**MATERIALS PROVIDED:**

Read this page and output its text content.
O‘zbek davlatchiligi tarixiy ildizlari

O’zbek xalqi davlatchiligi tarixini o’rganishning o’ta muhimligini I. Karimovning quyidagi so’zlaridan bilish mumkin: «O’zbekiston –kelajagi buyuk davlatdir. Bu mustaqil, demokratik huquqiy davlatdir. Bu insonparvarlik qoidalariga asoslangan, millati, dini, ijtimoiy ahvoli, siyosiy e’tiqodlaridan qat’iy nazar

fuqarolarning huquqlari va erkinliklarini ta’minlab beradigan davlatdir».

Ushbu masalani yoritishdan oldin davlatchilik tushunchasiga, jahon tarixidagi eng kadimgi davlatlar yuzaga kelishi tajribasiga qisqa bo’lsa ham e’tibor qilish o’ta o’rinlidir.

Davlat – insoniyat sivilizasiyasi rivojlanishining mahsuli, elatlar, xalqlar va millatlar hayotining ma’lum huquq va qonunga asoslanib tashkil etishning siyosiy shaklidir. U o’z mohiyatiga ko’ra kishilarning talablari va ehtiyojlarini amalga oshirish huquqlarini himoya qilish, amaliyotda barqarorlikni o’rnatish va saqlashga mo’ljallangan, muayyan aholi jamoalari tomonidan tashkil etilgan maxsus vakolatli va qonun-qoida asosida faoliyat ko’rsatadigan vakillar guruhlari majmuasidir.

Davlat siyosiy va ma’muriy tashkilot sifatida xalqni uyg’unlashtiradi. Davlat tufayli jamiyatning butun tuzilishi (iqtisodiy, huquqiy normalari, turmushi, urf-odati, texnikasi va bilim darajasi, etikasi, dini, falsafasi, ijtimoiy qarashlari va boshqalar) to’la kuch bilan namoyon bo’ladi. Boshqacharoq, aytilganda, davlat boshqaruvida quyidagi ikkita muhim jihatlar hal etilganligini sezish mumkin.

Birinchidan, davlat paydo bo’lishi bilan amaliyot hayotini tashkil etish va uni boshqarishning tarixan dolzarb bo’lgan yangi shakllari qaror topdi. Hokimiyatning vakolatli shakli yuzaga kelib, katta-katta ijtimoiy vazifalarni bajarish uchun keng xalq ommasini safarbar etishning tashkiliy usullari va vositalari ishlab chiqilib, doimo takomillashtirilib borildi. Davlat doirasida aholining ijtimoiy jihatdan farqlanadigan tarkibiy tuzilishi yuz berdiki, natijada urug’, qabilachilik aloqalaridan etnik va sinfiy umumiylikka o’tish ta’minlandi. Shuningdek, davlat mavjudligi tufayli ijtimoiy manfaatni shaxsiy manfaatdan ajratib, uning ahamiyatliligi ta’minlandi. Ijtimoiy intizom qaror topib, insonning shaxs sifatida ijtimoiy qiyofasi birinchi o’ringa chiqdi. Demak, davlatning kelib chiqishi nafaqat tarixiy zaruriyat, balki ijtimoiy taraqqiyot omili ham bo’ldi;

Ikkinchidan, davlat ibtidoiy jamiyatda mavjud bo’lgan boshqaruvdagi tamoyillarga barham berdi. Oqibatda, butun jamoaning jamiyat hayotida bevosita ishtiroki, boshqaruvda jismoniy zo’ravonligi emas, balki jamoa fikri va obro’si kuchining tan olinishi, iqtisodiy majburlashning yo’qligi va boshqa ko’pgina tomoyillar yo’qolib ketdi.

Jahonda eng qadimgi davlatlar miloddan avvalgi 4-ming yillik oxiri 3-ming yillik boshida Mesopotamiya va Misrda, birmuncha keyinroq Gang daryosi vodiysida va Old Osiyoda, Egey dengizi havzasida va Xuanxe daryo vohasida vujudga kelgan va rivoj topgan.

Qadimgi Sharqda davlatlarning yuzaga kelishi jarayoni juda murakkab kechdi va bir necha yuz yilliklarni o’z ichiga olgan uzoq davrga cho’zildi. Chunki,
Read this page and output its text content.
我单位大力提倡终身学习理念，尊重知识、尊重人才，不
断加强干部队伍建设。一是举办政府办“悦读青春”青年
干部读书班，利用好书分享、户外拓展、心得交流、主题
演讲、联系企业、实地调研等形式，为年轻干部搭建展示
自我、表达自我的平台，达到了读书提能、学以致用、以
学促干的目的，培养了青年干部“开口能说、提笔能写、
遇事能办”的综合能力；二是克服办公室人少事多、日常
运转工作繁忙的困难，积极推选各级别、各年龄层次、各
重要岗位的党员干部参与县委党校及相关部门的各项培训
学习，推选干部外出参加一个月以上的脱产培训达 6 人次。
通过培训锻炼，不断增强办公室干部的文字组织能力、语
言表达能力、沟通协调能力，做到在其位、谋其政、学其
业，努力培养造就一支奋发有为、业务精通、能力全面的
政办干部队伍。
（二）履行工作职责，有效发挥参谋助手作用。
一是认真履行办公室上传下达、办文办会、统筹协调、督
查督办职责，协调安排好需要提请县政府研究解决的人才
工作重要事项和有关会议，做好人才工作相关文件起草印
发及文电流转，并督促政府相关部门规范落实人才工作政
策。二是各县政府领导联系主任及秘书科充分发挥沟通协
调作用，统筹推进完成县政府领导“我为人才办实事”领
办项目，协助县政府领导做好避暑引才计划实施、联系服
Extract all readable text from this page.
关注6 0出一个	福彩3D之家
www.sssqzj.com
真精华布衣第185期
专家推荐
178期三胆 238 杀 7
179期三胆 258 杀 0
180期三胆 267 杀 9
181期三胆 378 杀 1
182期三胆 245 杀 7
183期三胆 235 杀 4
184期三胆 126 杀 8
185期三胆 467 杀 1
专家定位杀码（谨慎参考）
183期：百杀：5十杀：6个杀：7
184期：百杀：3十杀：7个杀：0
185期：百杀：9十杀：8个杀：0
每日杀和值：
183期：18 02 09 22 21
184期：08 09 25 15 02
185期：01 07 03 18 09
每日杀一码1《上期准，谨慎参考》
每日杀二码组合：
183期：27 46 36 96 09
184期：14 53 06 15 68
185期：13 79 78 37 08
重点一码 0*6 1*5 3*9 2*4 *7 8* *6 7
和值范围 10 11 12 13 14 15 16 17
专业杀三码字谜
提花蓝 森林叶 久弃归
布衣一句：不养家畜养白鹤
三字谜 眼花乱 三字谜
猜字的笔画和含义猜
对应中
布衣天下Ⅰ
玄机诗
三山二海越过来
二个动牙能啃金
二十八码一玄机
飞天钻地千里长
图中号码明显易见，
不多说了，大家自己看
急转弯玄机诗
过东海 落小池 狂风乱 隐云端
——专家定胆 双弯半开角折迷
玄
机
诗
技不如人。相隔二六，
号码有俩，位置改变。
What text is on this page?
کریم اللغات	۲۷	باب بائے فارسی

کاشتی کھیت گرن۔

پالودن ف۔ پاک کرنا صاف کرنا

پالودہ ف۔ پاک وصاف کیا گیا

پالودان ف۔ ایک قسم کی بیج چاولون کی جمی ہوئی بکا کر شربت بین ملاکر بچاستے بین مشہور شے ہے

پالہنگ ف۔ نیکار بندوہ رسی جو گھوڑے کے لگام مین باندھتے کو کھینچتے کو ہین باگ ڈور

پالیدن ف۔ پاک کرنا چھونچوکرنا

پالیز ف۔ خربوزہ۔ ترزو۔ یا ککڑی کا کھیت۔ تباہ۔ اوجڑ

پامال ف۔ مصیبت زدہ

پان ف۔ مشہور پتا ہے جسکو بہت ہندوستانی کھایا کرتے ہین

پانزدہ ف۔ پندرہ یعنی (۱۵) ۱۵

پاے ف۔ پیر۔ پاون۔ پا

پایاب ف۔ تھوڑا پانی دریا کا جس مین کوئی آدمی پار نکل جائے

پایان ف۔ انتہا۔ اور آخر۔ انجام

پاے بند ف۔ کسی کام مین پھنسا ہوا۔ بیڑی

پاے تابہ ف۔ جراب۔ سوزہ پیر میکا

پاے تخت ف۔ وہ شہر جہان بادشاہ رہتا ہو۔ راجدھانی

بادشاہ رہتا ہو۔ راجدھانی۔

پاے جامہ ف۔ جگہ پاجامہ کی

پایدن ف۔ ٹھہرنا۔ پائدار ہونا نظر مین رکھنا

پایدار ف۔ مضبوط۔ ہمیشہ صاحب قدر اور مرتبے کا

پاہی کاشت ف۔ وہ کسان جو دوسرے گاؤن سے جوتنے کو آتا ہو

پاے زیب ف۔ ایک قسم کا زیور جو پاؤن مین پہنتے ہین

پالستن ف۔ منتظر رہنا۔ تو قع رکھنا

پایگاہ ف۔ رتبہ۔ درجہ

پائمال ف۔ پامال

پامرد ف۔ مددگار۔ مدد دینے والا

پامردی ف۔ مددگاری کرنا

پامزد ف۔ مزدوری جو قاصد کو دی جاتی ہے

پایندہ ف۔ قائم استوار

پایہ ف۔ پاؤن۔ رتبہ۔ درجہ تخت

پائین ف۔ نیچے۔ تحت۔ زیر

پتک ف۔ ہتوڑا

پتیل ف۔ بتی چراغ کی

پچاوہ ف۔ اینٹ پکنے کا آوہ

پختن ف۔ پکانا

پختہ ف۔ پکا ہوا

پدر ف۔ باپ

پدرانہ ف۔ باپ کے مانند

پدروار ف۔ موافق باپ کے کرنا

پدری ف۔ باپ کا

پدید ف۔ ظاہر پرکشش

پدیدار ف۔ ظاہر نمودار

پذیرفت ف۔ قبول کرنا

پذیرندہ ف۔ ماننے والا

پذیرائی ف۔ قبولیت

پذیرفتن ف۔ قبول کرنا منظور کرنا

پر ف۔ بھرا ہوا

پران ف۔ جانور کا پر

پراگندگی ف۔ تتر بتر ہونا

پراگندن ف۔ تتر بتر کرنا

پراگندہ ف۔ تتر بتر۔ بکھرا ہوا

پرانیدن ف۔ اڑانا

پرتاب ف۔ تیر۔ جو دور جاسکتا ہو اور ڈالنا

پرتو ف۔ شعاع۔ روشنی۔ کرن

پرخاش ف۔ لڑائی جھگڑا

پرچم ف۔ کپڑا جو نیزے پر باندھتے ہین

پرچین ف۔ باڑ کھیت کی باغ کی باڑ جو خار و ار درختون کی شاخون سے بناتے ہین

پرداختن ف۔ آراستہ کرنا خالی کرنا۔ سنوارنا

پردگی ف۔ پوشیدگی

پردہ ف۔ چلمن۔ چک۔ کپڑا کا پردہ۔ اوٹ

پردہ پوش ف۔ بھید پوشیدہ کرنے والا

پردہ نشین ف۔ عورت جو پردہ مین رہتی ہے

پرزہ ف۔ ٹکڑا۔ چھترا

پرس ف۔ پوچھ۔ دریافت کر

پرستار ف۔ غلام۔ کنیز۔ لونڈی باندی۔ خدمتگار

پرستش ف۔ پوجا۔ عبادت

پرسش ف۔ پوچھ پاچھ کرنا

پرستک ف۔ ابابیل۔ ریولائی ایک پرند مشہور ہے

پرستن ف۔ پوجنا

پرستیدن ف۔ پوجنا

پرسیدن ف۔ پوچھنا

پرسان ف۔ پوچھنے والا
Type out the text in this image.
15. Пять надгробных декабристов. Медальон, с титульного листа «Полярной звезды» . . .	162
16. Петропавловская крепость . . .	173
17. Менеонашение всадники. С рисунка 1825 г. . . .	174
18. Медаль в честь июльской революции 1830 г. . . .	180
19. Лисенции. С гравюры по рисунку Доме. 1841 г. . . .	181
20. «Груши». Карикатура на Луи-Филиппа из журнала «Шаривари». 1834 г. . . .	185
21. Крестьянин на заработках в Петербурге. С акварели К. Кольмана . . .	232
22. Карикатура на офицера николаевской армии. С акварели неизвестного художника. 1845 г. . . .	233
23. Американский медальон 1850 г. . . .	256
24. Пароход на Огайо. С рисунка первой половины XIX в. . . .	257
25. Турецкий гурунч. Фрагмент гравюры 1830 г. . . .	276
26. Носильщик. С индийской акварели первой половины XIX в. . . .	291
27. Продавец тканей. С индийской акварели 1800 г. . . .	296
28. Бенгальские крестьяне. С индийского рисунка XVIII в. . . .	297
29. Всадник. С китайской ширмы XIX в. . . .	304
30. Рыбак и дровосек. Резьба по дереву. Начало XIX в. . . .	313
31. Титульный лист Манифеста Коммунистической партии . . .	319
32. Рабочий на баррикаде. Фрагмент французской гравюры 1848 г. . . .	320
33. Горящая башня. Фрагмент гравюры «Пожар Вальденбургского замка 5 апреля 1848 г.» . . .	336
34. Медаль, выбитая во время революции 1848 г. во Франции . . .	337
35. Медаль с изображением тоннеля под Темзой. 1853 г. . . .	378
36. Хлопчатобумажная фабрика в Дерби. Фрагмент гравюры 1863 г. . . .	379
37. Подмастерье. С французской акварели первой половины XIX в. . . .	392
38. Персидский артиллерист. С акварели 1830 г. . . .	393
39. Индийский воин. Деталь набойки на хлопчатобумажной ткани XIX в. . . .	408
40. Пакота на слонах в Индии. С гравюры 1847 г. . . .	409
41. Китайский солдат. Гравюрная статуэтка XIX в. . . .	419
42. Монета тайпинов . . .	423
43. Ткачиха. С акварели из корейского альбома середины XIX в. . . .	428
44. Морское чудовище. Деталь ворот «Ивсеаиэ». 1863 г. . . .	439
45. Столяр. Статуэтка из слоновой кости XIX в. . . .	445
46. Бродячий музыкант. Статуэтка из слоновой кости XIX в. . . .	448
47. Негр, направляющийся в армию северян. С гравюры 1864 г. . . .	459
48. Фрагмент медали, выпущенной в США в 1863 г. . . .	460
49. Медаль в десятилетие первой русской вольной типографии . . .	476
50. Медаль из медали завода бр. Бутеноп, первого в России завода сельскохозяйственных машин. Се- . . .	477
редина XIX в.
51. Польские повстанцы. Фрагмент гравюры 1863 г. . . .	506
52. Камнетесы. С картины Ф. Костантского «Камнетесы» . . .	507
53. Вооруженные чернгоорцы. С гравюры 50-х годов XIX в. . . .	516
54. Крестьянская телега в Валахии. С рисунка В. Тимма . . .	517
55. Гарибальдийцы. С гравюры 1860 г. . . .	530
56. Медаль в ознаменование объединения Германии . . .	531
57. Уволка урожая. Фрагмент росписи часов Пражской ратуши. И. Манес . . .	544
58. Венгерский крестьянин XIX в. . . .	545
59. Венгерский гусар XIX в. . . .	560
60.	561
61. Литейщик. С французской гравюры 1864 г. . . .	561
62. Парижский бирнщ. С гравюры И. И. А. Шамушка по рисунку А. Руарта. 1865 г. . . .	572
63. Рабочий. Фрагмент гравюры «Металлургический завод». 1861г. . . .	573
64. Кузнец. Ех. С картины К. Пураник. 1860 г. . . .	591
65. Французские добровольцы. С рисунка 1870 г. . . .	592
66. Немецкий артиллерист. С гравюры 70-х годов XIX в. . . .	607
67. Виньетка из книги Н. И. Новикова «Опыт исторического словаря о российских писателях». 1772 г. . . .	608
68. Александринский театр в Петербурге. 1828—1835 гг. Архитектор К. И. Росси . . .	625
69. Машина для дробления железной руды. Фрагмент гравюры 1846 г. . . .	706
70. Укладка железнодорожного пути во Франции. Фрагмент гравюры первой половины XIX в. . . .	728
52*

**TASK TO COMPLETE:** Work out how many lines in the records above hold the string "پاؤن", then give only that count.

**FINAL ANSWER:** 2